- _Given request_
Exactly reproduce each record listed below.

## begin Material

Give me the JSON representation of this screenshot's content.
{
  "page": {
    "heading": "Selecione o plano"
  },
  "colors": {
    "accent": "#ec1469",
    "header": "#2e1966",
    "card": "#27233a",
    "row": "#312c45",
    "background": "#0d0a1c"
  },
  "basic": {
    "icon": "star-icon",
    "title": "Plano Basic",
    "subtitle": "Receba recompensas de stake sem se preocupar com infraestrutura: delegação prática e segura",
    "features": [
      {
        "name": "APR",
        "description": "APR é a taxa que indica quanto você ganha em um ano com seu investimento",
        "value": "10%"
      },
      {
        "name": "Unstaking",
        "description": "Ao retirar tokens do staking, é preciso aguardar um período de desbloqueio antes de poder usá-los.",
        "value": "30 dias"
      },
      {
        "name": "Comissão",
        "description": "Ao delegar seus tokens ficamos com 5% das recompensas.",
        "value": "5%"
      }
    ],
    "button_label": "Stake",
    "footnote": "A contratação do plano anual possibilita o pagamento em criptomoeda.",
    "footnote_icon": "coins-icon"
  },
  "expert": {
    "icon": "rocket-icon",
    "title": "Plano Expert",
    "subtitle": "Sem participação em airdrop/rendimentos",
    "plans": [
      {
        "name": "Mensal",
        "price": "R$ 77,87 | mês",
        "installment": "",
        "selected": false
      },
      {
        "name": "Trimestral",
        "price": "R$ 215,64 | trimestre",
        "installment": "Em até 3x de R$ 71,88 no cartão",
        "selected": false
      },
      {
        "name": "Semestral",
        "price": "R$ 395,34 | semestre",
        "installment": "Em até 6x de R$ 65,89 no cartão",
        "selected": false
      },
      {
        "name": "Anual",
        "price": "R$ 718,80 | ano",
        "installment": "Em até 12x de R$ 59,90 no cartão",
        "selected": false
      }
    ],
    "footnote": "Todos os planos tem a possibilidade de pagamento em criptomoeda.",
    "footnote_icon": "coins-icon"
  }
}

## end Material

- _Reply_
Give me the JSON representation of this screenshot's content.
{
  "page": {
    "heading": "Selecione o plano"
  },
  "colors": {
    "accent": "#ec1469",
    "header": "#2e1966",
    "card": "#27233a",
    "row": "#312c45",
    "background": "#0d0a1c"
  },
  "basic": {
    "icon": "star-icon",
    "title": "Plano Basic",
    "subtitle": "Receba recompensas de stake sem se preocupar com infraestrutura: delegação prática e segura",
    "features": [
      {
        "name": "APR",
        "description": "APR é a taxa que indica quanto você ganha em um ano com seu investimento",
        "value": "10%"
      },
      {
        "name": "Unstaking",
        "description": "Ao retirar tokens do staking, é preciso aguardar um período de desbloqueio antes de poder usá-los.",
        "value": "30 dias"
      },
      {
        "name": "Comissão",
        "description": "Ao delegar seus tokens ficamos com 5% das recompensas.",
        "value": "5%"
      }
    ],
    "button_label": "Stake",
    "footnote": "A contratação do plano anual possibilita o pagamento em criptomoeda.",
    "footnote_icon": "coins-icon"
  },
  "expert": {
    "icon": "rocket-icon",
    "title": "Plano Expert",
    "subtitle": "Sem participação em airdrop/rendimentos",
    "plans": [
      {
        "name": "Mensal",
        "price": "R$ 77,87 | mês",
        "installment": "",
        "selected": false
      },
      {
        "name": "Trimestral",
        "price": "R$ 215,64 | trimestre",
        "installment": "Em até 3x de R$ 71,88 no cartão",
        "selected": false
      },
      {
        "name": "Semestral",
        "price": "R$ 395,34 | semestre",
        "installment": "Em até 6x de R$ 65,89 no cartão",
        "selected": false
      },
      {
        "name": "Anual",
        "price": "R$ 718,80 | ano",
        "installment": "Em até 12x de R$ 59,90 no cartão",
        "selected": false
      }
    ],
    "footnote": "Todos os planos tem a possibilidade de pagamento em criptomoeda.",
    "footnote_icon": "coins-icon"
  }
}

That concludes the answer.